• Task details:
Please copy every line of the records below that holds the word "راهداری".

• Records for processing:

------------------------------------

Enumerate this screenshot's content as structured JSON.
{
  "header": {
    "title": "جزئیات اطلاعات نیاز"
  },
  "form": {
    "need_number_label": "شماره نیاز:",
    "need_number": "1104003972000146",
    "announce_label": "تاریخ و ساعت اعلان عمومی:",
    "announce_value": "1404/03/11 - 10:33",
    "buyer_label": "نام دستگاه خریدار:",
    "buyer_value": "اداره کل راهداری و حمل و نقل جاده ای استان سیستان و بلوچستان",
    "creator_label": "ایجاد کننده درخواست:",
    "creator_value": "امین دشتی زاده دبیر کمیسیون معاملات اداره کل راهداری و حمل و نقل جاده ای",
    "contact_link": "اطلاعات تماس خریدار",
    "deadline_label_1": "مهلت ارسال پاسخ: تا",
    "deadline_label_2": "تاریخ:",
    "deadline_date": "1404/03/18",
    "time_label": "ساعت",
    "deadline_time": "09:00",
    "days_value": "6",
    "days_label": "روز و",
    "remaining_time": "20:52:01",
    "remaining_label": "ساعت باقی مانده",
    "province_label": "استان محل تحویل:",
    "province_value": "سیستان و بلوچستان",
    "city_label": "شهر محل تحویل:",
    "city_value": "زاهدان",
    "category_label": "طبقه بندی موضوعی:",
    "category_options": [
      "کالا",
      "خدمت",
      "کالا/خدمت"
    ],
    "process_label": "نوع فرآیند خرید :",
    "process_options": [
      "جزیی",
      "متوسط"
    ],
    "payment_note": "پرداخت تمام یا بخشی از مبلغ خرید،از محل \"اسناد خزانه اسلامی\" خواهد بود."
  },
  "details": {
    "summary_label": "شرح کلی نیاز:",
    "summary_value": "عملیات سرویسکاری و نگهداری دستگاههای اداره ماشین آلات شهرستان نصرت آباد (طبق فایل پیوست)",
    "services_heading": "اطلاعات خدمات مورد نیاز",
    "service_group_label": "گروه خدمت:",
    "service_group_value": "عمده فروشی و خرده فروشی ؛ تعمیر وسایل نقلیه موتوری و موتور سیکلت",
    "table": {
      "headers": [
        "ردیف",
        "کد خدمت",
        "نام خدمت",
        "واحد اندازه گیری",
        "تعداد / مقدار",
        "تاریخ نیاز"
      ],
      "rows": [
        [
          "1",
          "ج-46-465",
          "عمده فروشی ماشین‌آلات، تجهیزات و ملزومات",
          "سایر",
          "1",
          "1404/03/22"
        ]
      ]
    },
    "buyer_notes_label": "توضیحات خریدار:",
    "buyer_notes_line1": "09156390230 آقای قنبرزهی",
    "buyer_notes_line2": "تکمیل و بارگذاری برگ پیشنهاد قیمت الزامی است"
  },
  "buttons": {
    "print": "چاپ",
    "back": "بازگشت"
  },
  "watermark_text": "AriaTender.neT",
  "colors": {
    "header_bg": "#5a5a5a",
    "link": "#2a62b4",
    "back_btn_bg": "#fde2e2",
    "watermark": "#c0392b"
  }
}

------------------------------------

• Answer to this problem:
    "buyer_value": "اداره کل راهداری و حمل و نقل جاده ای استان سیستان و بلوچستان",
    "creator_value": "امین دشتی زاده دبیر کمیسیون معاملات اداره کل راهداری و حمل و نقل جاده ای",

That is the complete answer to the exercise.